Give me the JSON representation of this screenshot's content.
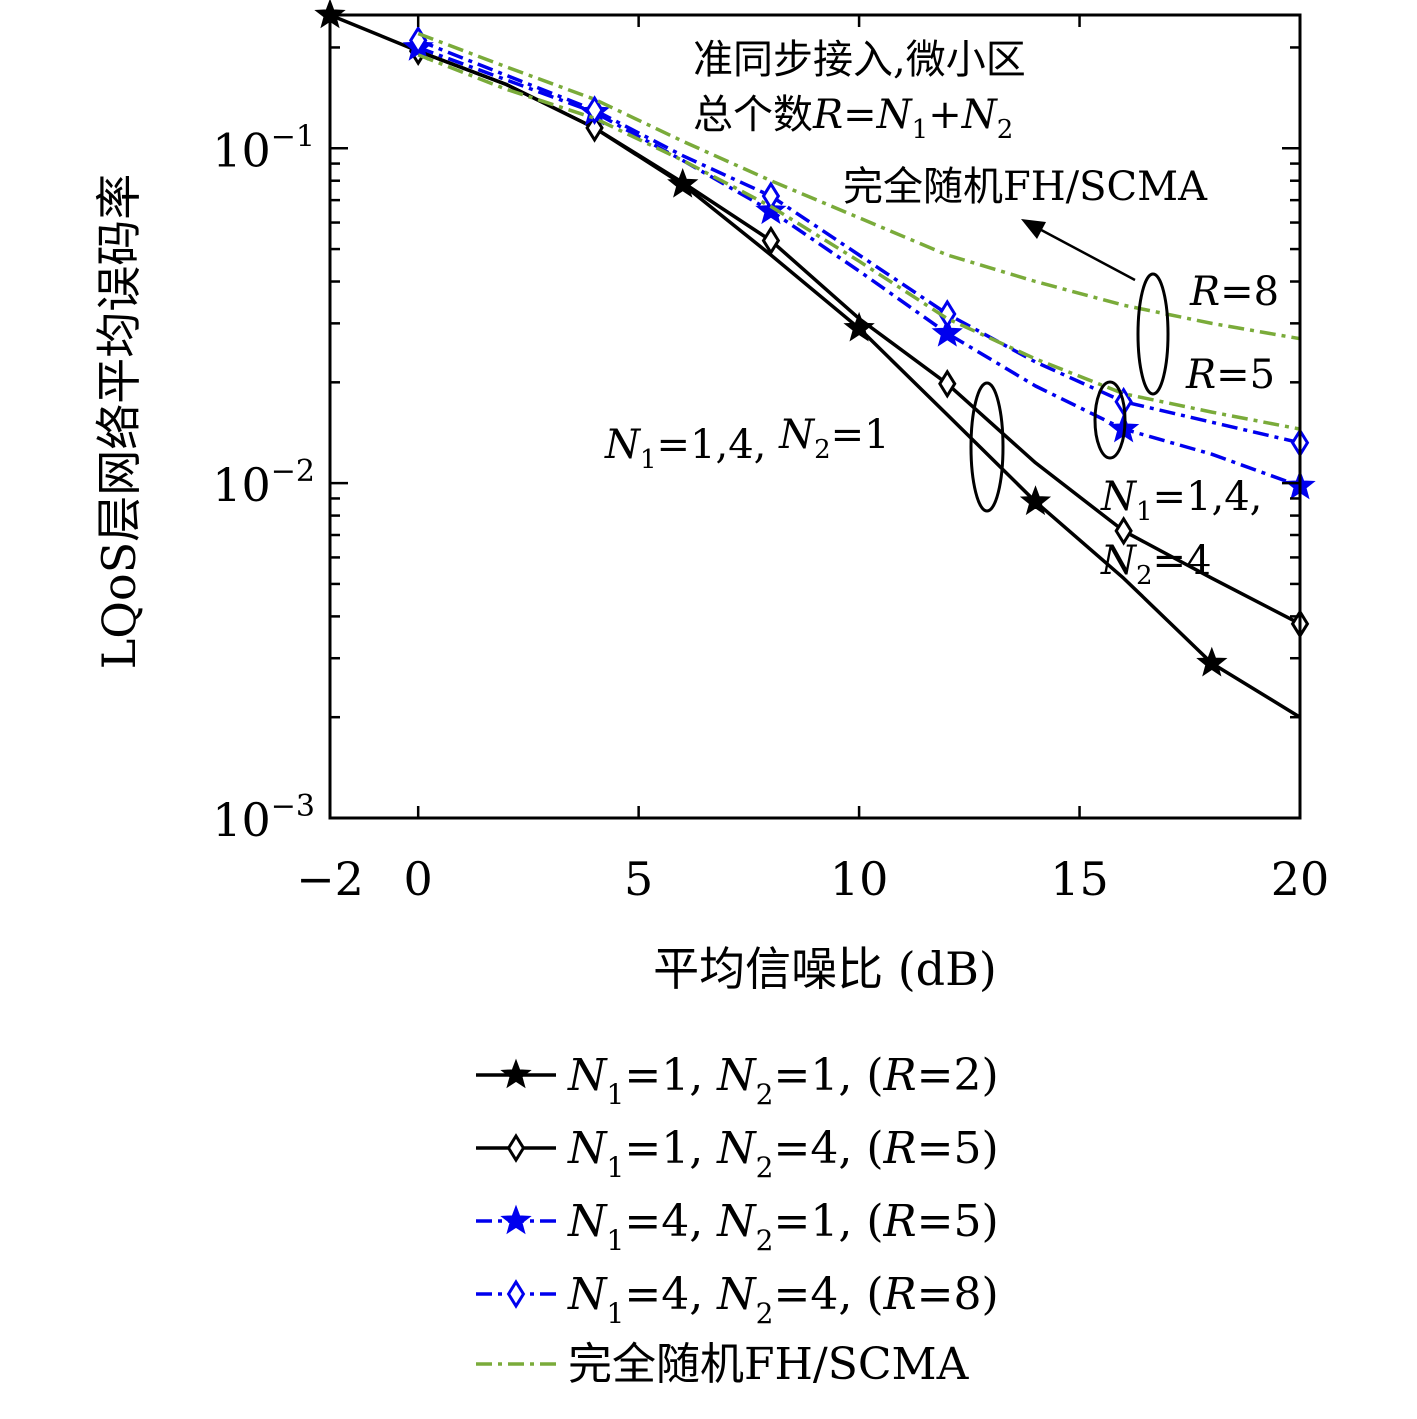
{
  "chart_data": {
    "type": "line",
    "xlabel": "平均信噪比 (dB)",
    "ylabel": "LQoS层网络平均误码率",
    "x_scale": "linear",
    "y_scale": "log",
    "xlim": [
      -2,
      20
    ],
    "ylim": [
      0.001,
      0.25
    ],
    "x_ticks": [
      {
        "value": -2,
        "label": "−2"
      },
      {
        "value": 0,
        "label": "0"
      },
      {
        "value": 5,
        "label": "5"
      },
      {
        "value": 10,
        "label": "10"
      },
      {
        "value": 15,
        "label": "15"
      },
      {
        "value": 20,
        "label": "20"
      }
    ],
    "y_ticks": [
      {
        "value": 0.1,
        "base": "10",
        "exp": "−1"
      },
      {
        "value": 0.01,
        "base": "10",
        "exp": "−2"
      },
      {
        "value": 0.001,
        "base": "10",
        "exp": "−3"
      }
    ],
    "grid": false,
    "legend_position": "below",
    "series": [
      {
        "label_parts": {
          "n1": "1",
          "n2": "1",
          "r": "2"
        },
        "color": "#000000",
        "dash": "solid",
        "marker": "star",
        "x": [
          -2,
          0,
          2,
          4,
          6,
          8,
          10,
          12,
          14,
          16,
          18,
          20
        ],
        "y": [
          0.25,
          0.195,
          0.155,
          0.115,
          0.078,
          0.048,
          0.029,
          0.016,
          0.0088,
          0.0052,
          0.0029,
          0.002
        ],
        "markers_at": [
          -2,
          6,
          10,
          14,
          18
        ]
      },
      {
        "label_parts": {
          "n1": "1",
          "n2": "4",
          "r": "5"
        },
        "color": "#000000",
        "dash": "solid",
        "marker": "diamond",
        "x": [
          0,
          2,
          4,
          6,
          8,
          10,
          12,
          14,
          16,
          18,
          20
        ],
        "y": [
          0.195,
          0.155,
          0.115,
          0.079,
          0.053,
          0.031,
          0.0198,
          0.0115,
          0.0072,
          0.0052,
          0.0038
        ],
        "markers_at": [
          0,
          4,
          8,
          12,
          16,
          20
        ]
      },
      {
        "label_parts": {
          "n1": "4",
          "n2": "1",
          "r": "5"
        },
        "color": "#0000ee",
        "dash": "dashdot",
        "marker": "star",
        "x": [
          0,
          2,
          4,
          6,
          8,
          10,
          12,
          14,
          16,
          18,
          20
        ],
        "y": [
          0.2,
          0.16,
          0.128,
          0.092,
          0.065,
          0.043,
          0.028,
          0.0195,
          0.0145,
          0.0122,
          0.0098
        ],
        "markers_at": [
          0,
          4,
          8,
          12,
          16,
          20
        ]
      },
      {
        "label_parts": {
          "n1": "4",
          "n2": "4",
          "r": "8"
        },
        "color": "#0000ee",
        "dash": "dashdot",
        "marker": "diamond",
        "x": [
          0,
          2,
          4,
          6,
          8,
          10,
          12,
          14,
          16,
          18,
          20
        ],
        "y": [
          0.21,
          0.165,
          0.13,
          0.095,
          0.072,
          0.048,
          0.032,
          0.023,
          0.0175,
          0.0152,
          0.0132
        ],
        "markers_at": [
          0,
          4,
          8,
          12,
          16,
          20
        ]
      },
      {
        "label": "完全随机FH/SCMA",
        "color": "#7aab3a",
        "dash": "dashdot",
        "marker": "none",
        "x": [
          0,
          2,
          4,
          6,
          8,
          10,
          12,
          14,
          16,
          18,
          20
        ],
        "y": [
          0.19,
          0.15,
          0.123,
          0.092,
          0.067,
          0.046,
          0.031,
          0.0235,
          0.0185,
          0.0163,
          0.0145
        ],
        "markers_at": []
      },
      {
        "label": "完全随机FH/SCMA",
        "color": "#7aab3a",
        "dash": "dashdot",
        "marker": "none",
        "x": [
          0,
          2,
          4,
          6,
          8,
          10,
          12,
          14,
          16,
          18,
          20
        ],
        "y": [
          0.22,
          0.175,
          0.14,
          0.105,
          0.08,
          0.062,
          0.048,
          0.04,
          0.034,
          0.03,
          0.027
        ],
        "markers_at": [],
        "in_legend": false
      }
    ],
    "annotations": {
      "top_line1": "准同步接入,微小区",
      "top_line2_prefix": "总个数",
      "scheme": "完全随机FH/SCMA",
      "r8": "R=8",
      "r5": "R=5",
      "n_ann_left": "N1=1,4, N2=1",
      "n_ann_right_1": "N1=1,4,",
      "n_ann_right_2": "N2=4"
    },
    "legend_tokens": {
      "n": "N",
      "r": "R",
      "sub1": "1",
      "sub2": "2",
      "eq": "=",
      "plus": "+",
      "comma": ",",
      "lparen": "(",
      "rparen": ")"
    }
  }
}
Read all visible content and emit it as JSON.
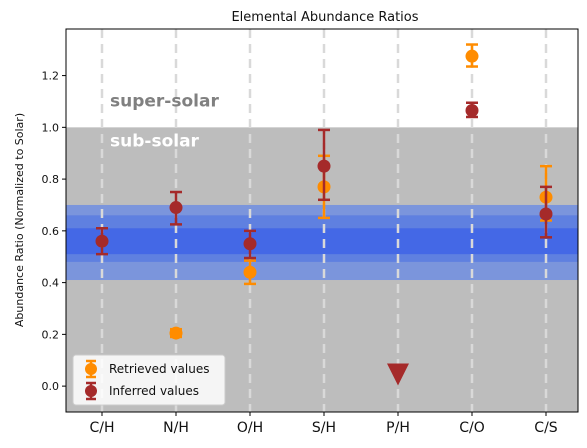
{
  "chart_data": {
    "type": "scatter",
    "title": "Elemental Abundance Ratios",
    "xlabel": "",
    "ylabel": "Abundance Ratio (Normalized to Solar)",
    "categories": [
      "C/H",
      "N/H",
      "O/H",
      "S/H",
      "P/H",
      "C/O",
      "C/S"
    ],
    "ylim": [
      -0.1,
      1.38
    ],
    "yticks": [
      0.0,
      0.2,
      0.4,
      0.6,
      0.8,
      1.0,
      1.2
    ],
    "grid": "vertical dashed",
    "legend_position": "lower-left",
    "regions": {
      "sub_solar_label": "sub-solar",
      "super_solar_label": "super-solar",
      "boundary": 1.0,
      "band_center": 0.56,
      "band_inner": [
        0.51,
        0.61
      ],
      "band_middle": [
        0.48,
        0.66
      ],
      "band_outer": [
        0.41,
        0.7
      ]
    },
    "series": [
      {
        "name": "Retrieved values",
        "color": "#ff8c00",
        "points": [
          {
            "category": "N/H",
            "y": 0.205,
            "err_low": 0.015,
            "err_high": 0.015
          },
          {
            "category": "O/H",
            "y": 0.44,
            "err_low": 0.045,
            "err_high": 0.045
          },
          {
            "category": "S/H",
            "y": 0.77,
            "err_low": 0.12,
            "err_high": 0.12
          },
          {
            "category": "C/O",
            "y": 1.275,
            "err_low": 0.04,
            "err_high": 0.045
          },
          {
            "category": "C/S",
            "y": 0.73,
            "err_low": 0.09,
            "err_high": 0.12
          }
        ]
      },
      {
        "name": "Inferred values",
        "color": "#a52a2a",
        "points": [
          {
            "category": "C/H",
            "y": 0.56,
            "err_low": 0.05,
            "err_high": 0.05
          },
          {
            "category": "N/H",
            "y": 0.69,
            "err_low": 0.065,
            "err_high": 0.06
          },
          {
            "category": "O/H",
            "y": 0.55,
            "err_low": 0.055,
            "err_high": 0.05
          },
          {
            "category": "S/H",
            "y": 0.85,
            "err_low": 0.13,
            "err_high": 0.14
          },
          {
            "category": "C/O",
            "y": 1.065,
            "err_low": 0.025,
            "err_high": 0.03
          },
          {
            "category": "C/S",
            "y": 0.665,
            "err_low": 0.09,
            "err_high": 0.105
          }
        ]
      }
    ],
    "upper_limits": [
      {
        "category": "P/H",
        "y": 0.045,
        "color": "#a52a2a",
        "marker": "down-triangle"
      }
    ]
  }
}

----------------------------------------

== Instructions to follow ==
Transcribe the material as is, with images omitted.

== Correct result ==
Give me the JSON representation of this screenshot's content.
{
  "chart_data": {
    "type": "line",
    "xlabel": "平均信噪比 (dB)",
    "ylabel": "LQoS层网络平均误码率",
    "x_scale": "linear",
    "y_scale": "log",
    "xlim": [
      -2,
      20
    ],
    "ylim": [
      0.001,
      0.25
    ],
    "x_ticks": [
      {
        "value": -2,
        "label": "−2"
      },
      {
        "value": 0,
        "label": "0"
      },
      {
        "value": 5,
        "label": "5"
      },
      {
        "value": 10,
        "label": "10"
      },
      {
        "value": 15,
        "label": "15"
      },
      {
        "value": 20,
        "label": "20"
      }
    ],
    "y_ticks": [
      {
        "value": 0.1,
        "base": "10",
        "exp": "−1"
      },
      {
        "value": 0.01,
        "base": "10",
        "exp": "−2"
      },
      {
        "value": 0.001,
        "base": "10",
        "exp": "−3"
      }
    ],
    "grid": false,
    "legend_position": "below",
    "series": [
      {
        "label_parts": {
          "n1": "1",
          "n2": "1",
          "r": "2"
        },
        "color": "#000000",
        "dash": "solid",
        "marker": "star",
        "x": [
          -2,
          0,
          2,
          4,
          6,
          8,
          10,
          12,
          14,
          16,
          18,
          20
        ],
        "y": [
          0.25,
          0.195,
          0.155,
          0.115,
          0.078,
          0.048,
          0.029,
          0.016,
          0.0088,
          0.0052,
          0.0029,
          0.002
        ],
        "markers_at": [
          -2,
          6,
          10,
          14,
          18
        ]
      },
      {
        "label_parts": {
          "n1": "1",
          "n2": "4",
          "r": "5"
        },
        "color": "#000000",
        "dash": "solid",
        "marker": "diamond",
        "x": [
          0,
          2,
          4,
          6,
          8,
          10,
          12,
          14,
          16,
          18,
          20
        ],
        "y": [
          0.195,
          0.155,
          0.115,
          0.079,
          0.053,
          0.031,
          0.0198,
          0.0115,
          0.0072,
          0.0052,
          0.0038
        ],
        "markers_at": [
          0,
          4,
          8,
          12,
          16,
          20
        ]
      },
      {
        "label_parts": {
          "n1": "4",
          "n2": "1",
          "r": "5"
        },
        "color": "#0000ee",
        "dash": "dashdot",
        "marker": "star",
        "x": [
          0,
          2,
          4,
          6,
          8,
          10,
          12,
          14,
          16,
          18,
          20
        ],
        "y": [
          0.2,
          0.16,
          0.128,
          0.092,
          0.065,
          0.043,
          0.028,
          0.0195,
          0.0145,
          0.0122,
          0.0098
        ],
        "markers_at": [
          0,
          4,
          8,
          12,
          16,
          20
        ]
      },
      {
        "label_parts": {
          "n1": "4",
          "n2": "4",
          "r": "8"
        },
        "color": "#0000ee",
        "dash": "dashdot",
        "marker": "diamond",
        "x": [
          0,
          2,
          4,
          6,
          8,
          10,
          12,
          14,
          16,
          18,
          20
        ],
        "y": [
          0.21,
          0.165,
          0.13,
          0.095,
          0.072,
          0.048,
          0.032,
          0.023,
          0.0175,
          0.0152,
          0.0132
        ],
        "markers_at": [
          0,
          4,
          8,
          12,
          16,
          20
        ]
      },
      {
        "label": "完全随机FH/SCMA",
        "color": "#7aab3a",
        "dash": "dashdot",
        "marker": "none",
        "x": [
          0,
          2,
          4,
          6,
          8,
          10,
          12,
          14,
          16,
          18,
          20
        ],
        "y": [
          0.19,
          0.15,
          0.123,
          0.092,
          0.067,
          0.046,
          0.031,
          0.0235,
          0.0185,
          0.0163,
          0.0145
        ],
        "markers_at": []
      },
      {
        "label": "完全随机FH/SCMA",
        "color": "#7aab3a",
        "dash": "dashdot",
        "marker": "none",
        "x": [
          0,
          2,
          4,
          6,
          8,
          10,
          12,
          14,
          16,
          18,
          20
        ],
        "y": [
          0.22,
          0.175,
          0.14,
          0.105,
          0.08,
          0.062,
          0.048,
          0.04,
          0.034,
          0.03,
          0.027
        ],
        "markers_at": [],
        "in_legend": false
      }
    ],
    "annotations": {
      "top_line1": "准同步接入,微小区",
      "top_line2_prefix": "总个数",
      "scheme": "完全随机FH/SCMA",
      "r8": "R=8",
      "r5": "R=5",
      "n_ann_left": "N1=1,4, N2=1",
      "n_ann_right_1": "N1=1,4,",
      "n_ann_right_2": "N2=4"
    },
    "legend_tokens": {
      "n": "N",
      "r": "R",
      "sub1": "1",
      "sub2": "2",
      "eq": "=",
      "plus": "+",
      "comma": ",",
      "lparen": "(",
      "rparen": ")"
    }
  }
}
Read all visible content and emit it as JSON.
{
  "chart_data": {
    "type": "scatter",
    "title": "Elemental Abundance Ratios",
    "xlabel": "",
    "ylabel": "Abundance Ratio (Normalized to Solar)",
    "categories": [
      "C/H",
      "N/H",
      "O/H",
      "S/H",
      "P/H",
      "C/O",
      "C/S"
    ],
    "ylim": [
      -0.1,
      1.38
    ],
    "yticks": [
      0.0,
      0.2,
      0.4,
      0.6,
      0.8,
      1.0,
      1.2
    ],
    "grid": "vertical dashed",
    "legend_position": "lower-left",
    "regions": {
      "sub_solar_label": "sub-solar",
      "super_solar_label": "super-solar",
      "boundary": 1.0,
      "band_center": 0.56,
      "band_inner": [
        0.51,
        0.61
      ],
      "band_middle": [
        0.48,
        0.66
      ],
      "band_outer": [
        0.41,
        0.7
      ]
    },
    "series": [
      {
        "name": "Retrieved values",
        "color": "#ff8c00",
        "points": [
          {
            "category": "N/H",
            "y": 0.205,
            "err_low": 0.015,
            "err_high": 0.015
          },
          {
            "category": "O/H",
            "y": 0.44,
            "err_low": 0.045,
            "err_high": 0.045
          },
          {
            "category": "S/H",
            "y": 0.77,
            "err_low": 0.12,
            "err_high": 0.12
          },
          {
            "category": "C/O",
            "y": 1.275,
            "err_low": 0.04,
            "err_high": 0.045
          },
          {
            "category": "C/S",
            "y": 0.73,
            "err_low": 0.09,
            "err_high": 0.12
          }
        ]
      },
      {
        "name": "Inferred values",
        "color": "#a52a2a",
        "points": [
          {
            "category": "C/H",
            "y": 0.56,
            "err_low": 0.05,
            "err_high": 0.05
          },
          {
            "category": "N/H",
            "y": 0.69,
            "err_low": 0.065,
            "err_high": 0.06
          },
          {
            "category": "O/H",
            "y": 0.55,
            "err_low": 0.055,
            "err_high": 0.05
          },
          {
            "category": "S/H",
            "y": 0.85,
            "err_low": 0.13,
            "err_high": 0.14
          },
          {
            "category": "C/O",
            "y": 1.065,
            "err_low": 0.025,
            "err_high": 0.03
          },
          {
            "category": "C/S",
            "y": 0.665,
            "err_low": 0.09,
            "err_high": 0.105
          }
        ]
      }
    ],
    "upper_limits": [
      {
        "category": "P/H",
        "y": 0.045,
        "color": "#a52a2a",
        "marker": "down-triangle"
      }
    ]
  }
}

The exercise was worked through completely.